Records from a collection of figures:
## Start
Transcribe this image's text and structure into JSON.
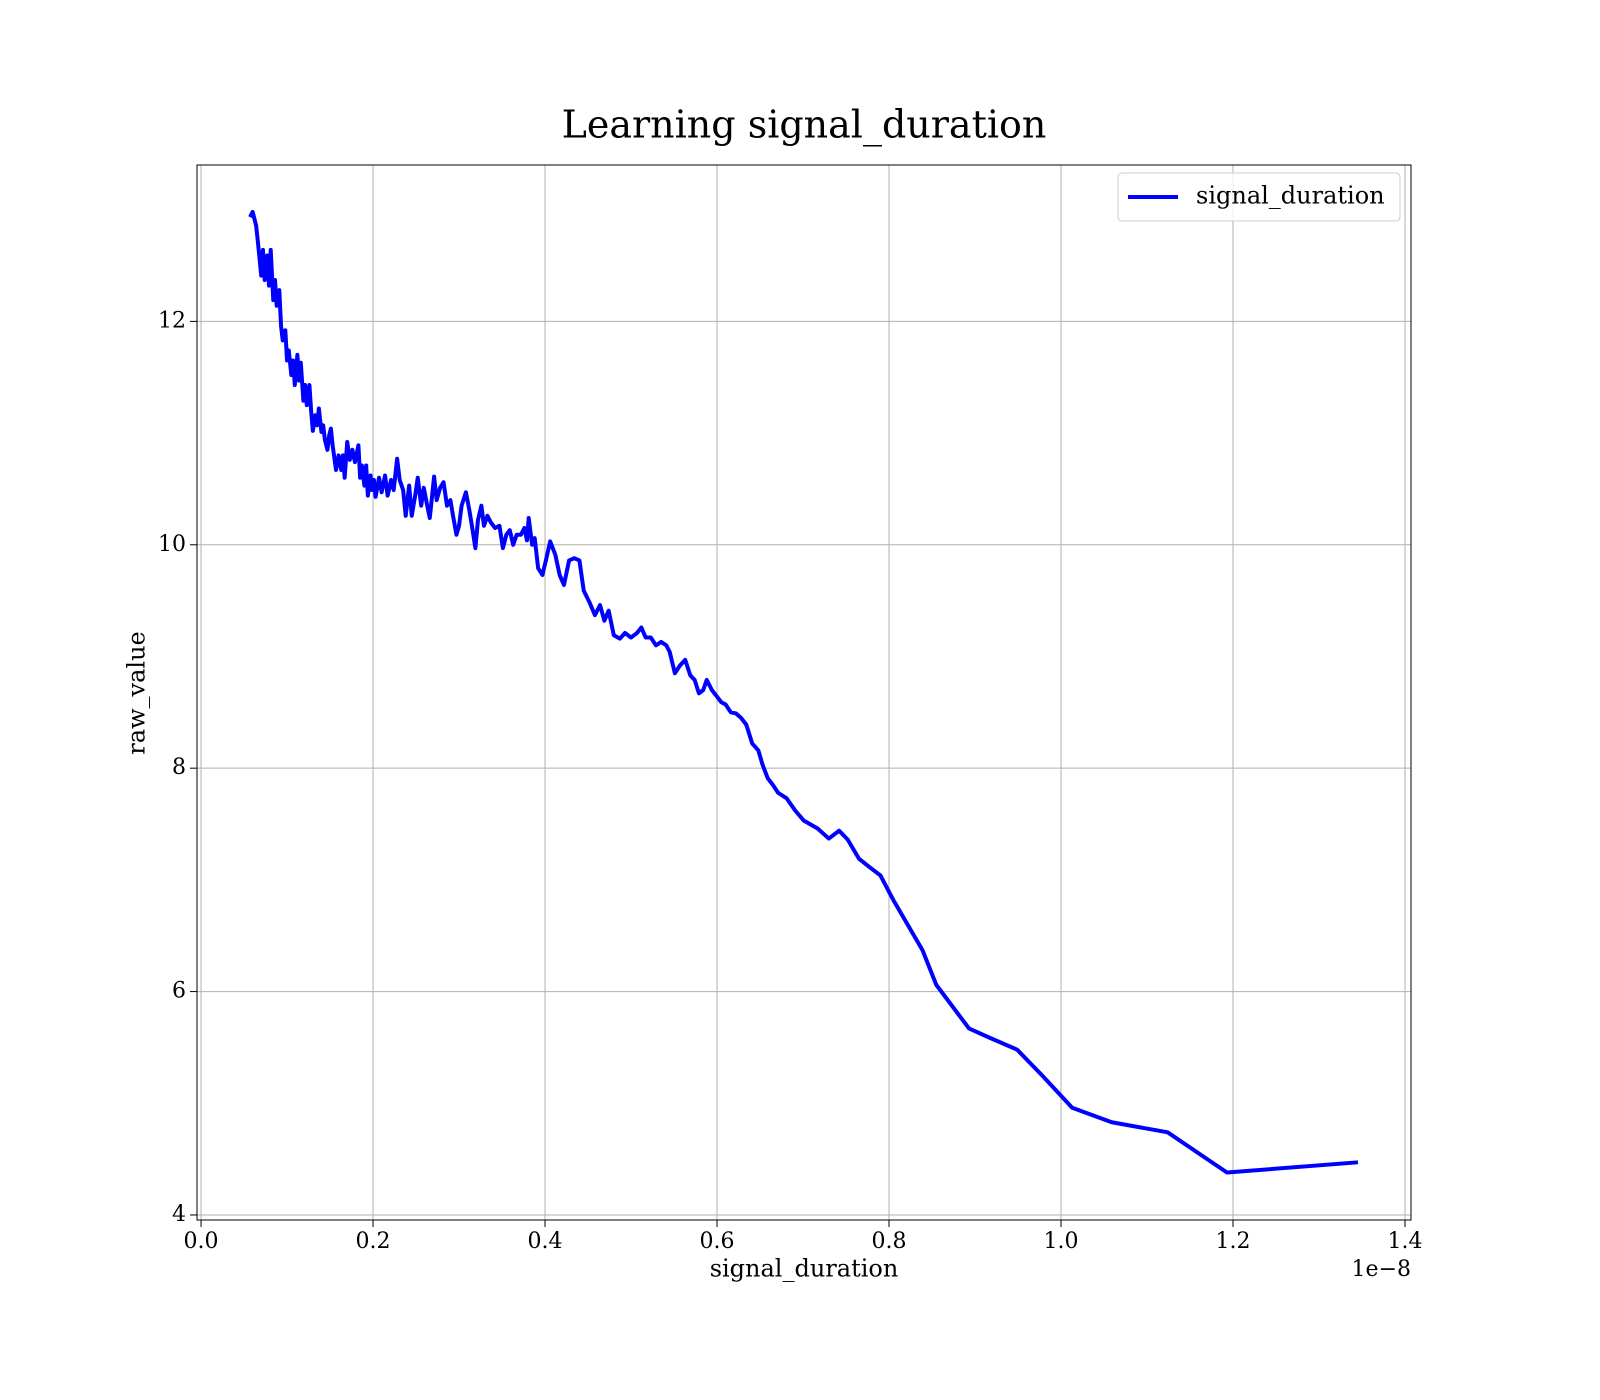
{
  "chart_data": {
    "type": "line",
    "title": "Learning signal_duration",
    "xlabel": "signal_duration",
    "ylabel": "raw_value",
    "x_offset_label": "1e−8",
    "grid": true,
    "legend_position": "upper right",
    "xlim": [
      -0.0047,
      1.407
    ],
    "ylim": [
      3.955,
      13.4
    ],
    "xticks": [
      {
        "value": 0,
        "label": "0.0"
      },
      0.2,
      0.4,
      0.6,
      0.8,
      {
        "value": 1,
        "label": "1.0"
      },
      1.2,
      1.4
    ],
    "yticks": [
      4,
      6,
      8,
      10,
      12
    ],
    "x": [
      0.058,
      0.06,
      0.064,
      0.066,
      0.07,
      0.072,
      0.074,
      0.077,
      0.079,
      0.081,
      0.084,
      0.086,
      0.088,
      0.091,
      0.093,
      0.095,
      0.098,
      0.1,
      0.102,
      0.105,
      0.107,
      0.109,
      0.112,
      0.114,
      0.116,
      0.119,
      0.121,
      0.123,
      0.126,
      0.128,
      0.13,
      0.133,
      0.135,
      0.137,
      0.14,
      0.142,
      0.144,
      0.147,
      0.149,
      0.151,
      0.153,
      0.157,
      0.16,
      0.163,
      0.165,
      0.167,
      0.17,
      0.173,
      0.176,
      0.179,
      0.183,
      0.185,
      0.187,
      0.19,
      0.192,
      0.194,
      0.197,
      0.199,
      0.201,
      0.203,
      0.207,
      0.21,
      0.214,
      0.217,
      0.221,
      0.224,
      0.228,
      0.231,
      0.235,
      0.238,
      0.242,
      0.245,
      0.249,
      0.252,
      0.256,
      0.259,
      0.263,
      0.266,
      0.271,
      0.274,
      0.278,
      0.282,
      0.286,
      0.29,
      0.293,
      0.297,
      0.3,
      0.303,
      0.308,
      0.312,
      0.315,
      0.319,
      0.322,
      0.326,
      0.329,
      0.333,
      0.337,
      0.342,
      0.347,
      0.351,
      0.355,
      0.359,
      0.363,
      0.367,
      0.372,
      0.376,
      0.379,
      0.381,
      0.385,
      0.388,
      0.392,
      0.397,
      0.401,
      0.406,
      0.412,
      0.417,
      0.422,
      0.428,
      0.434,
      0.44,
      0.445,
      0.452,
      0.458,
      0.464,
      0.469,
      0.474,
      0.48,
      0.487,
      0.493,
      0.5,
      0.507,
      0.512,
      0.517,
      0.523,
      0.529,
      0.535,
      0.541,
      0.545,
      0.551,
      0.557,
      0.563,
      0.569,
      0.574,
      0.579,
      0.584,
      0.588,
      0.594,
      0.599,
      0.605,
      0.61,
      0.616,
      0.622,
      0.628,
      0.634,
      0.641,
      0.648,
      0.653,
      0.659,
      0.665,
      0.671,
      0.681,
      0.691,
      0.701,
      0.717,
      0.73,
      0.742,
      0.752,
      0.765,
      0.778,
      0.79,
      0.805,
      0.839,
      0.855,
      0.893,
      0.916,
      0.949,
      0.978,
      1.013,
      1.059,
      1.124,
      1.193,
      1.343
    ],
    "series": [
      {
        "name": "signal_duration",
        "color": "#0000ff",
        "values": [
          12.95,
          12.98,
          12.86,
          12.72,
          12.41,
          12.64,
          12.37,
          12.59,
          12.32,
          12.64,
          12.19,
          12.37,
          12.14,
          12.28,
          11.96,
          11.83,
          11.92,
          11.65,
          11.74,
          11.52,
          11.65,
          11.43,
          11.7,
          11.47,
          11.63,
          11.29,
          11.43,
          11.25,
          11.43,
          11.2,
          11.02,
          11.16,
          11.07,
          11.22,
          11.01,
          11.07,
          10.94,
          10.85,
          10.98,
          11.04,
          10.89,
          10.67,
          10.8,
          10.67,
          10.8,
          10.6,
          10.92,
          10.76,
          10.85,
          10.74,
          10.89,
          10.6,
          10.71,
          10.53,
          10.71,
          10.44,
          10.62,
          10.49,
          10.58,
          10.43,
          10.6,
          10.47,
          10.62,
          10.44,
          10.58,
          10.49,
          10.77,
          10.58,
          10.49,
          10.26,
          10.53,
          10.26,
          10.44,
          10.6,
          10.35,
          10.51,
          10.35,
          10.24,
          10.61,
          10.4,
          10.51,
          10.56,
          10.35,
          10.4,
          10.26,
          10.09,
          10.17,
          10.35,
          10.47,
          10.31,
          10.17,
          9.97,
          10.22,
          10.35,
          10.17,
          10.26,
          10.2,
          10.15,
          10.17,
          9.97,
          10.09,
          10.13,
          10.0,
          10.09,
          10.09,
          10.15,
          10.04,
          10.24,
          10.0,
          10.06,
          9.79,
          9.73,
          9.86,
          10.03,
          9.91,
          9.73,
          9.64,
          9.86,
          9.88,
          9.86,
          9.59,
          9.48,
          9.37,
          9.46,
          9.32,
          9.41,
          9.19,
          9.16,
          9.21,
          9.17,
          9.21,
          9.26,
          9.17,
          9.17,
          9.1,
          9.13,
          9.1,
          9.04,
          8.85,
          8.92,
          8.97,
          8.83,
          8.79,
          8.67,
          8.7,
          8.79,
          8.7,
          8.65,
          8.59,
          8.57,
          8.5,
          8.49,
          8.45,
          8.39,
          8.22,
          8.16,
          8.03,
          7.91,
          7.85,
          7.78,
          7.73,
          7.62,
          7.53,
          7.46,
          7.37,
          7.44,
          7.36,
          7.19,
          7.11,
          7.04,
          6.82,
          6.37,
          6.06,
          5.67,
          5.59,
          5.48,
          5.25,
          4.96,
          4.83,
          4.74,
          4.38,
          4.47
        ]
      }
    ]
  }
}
## End
## Start
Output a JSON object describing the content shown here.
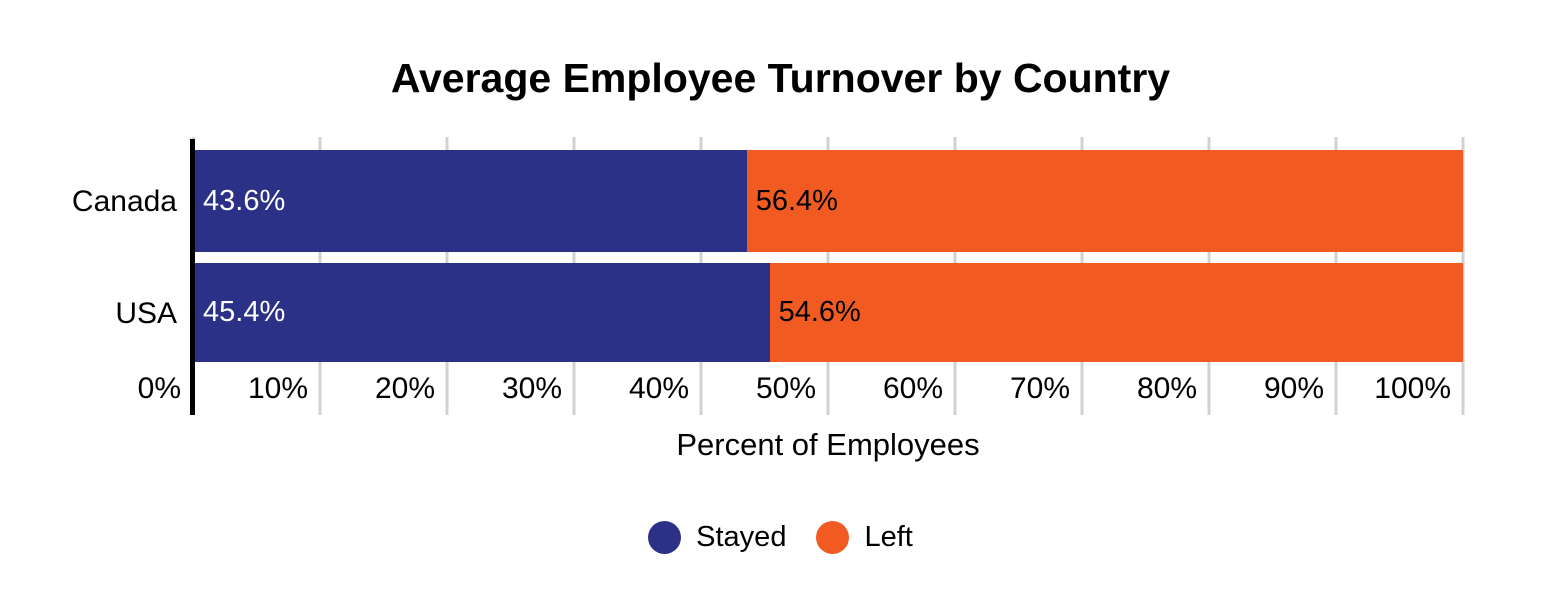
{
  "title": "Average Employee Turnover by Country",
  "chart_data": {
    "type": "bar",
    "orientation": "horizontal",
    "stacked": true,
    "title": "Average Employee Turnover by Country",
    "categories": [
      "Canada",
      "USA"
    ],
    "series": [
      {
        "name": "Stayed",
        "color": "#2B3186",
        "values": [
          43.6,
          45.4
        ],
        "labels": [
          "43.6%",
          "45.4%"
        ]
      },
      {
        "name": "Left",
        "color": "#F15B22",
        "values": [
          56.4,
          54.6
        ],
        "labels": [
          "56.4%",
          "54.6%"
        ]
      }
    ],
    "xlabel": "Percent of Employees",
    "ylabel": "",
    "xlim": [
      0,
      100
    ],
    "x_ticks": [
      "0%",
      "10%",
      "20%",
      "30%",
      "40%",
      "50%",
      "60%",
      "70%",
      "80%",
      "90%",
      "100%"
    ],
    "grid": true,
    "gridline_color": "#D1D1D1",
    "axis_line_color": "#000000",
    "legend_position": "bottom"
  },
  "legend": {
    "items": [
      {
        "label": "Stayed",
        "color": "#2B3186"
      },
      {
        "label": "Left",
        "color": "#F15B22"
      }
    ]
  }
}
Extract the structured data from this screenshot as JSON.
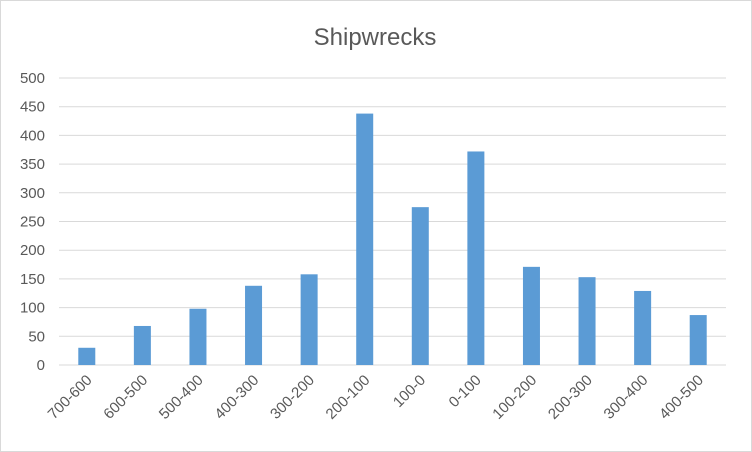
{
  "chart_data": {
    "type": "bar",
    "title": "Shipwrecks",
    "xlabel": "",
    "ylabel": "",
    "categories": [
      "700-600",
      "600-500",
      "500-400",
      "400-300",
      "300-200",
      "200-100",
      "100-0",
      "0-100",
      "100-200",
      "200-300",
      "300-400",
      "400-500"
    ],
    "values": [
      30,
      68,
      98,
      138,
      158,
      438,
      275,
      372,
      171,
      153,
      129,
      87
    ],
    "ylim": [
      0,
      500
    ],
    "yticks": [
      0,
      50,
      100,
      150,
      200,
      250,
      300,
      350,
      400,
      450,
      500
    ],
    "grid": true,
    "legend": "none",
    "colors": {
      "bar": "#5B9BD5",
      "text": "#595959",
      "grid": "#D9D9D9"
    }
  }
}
## End
## Start
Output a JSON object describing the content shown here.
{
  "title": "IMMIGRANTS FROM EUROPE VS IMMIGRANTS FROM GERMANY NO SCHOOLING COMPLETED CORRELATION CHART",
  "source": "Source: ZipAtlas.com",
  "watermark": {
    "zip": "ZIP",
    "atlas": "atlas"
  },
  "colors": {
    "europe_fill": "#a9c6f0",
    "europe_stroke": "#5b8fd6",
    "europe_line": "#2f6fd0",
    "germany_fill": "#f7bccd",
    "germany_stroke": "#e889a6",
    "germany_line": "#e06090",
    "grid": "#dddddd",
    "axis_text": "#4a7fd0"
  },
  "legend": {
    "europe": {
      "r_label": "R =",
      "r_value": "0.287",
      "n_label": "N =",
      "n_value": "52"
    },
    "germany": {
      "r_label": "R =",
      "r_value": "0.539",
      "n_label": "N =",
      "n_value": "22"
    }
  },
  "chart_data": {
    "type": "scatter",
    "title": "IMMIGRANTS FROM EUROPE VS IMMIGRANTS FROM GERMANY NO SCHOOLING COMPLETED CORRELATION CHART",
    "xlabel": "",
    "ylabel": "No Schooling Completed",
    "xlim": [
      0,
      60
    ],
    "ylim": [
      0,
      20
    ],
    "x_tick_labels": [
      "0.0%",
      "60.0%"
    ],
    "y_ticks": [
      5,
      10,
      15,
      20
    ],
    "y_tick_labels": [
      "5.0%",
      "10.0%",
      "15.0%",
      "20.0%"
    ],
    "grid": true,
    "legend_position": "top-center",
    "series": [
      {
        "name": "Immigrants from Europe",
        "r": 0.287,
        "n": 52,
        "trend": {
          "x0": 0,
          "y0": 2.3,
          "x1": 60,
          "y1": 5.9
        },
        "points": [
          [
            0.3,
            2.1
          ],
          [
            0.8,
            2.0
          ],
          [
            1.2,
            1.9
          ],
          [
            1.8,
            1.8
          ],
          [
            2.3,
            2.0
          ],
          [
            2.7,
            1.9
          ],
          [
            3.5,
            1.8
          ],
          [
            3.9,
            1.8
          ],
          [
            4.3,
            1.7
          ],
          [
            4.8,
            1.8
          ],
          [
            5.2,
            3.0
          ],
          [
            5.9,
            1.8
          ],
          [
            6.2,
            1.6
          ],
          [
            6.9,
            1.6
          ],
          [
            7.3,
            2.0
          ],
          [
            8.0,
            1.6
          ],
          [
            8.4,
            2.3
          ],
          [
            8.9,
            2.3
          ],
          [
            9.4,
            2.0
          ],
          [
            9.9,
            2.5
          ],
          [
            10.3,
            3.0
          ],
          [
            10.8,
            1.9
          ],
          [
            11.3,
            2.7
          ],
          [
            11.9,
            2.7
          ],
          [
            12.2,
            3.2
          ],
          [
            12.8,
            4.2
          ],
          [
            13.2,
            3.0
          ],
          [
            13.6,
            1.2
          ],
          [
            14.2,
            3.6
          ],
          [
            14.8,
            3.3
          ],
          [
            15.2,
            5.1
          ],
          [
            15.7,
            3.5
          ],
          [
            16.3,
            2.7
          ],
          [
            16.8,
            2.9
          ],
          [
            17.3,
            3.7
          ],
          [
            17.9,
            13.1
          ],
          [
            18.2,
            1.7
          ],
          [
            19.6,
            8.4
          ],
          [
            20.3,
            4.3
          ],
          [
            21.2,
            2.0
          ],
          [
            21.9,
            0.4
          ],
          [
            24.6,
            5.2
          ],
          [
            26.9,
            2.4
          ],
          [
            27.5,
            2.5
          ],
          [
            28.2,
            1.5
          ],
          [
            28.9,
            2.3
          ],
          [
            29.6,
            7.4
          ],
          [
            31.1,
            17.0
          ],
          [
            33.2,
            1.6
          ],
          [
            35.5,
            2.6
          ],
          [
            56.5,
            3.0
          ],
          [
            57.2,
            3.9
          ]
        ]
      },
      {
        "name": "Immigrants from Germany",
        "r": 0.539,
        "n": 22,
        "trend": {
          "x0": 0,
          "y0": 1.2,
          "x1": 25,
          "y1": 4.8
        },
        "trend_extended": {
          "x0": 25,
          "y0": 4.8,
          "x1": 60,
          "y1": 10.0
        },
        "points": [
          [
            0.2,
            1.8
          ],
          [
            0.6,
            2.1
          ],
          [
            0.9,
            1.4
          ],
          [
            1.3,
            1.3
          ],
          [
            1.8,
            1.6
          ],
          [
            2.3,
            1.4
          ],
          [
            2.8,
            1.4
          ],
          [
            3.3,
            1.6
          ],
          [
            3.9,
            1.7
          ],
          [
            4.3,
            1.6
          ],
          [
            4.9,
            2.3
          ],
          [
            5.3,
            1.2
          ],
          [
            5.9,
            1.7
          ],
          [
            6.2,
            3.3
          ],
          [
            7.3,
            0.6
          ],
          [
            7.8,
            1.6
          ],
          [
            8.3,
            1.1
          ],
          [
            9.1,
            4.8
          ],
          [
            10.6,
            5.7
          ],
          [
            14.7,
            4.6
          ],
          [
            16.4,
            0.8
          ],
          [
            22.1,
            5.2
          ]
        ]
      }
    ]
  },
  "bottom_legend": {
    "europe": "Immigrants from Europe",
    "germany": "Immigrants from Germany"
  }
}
## End
Directions for this task: Collect every line from the records above that contains the word "JSON".

Answer to this exercise:
Transcribe this image's text and structure into JSON.
Output a JSON object describing the content shown here.
Extract the structured data from this screenshot as JSON.
Output a JSON object describing the content shown here.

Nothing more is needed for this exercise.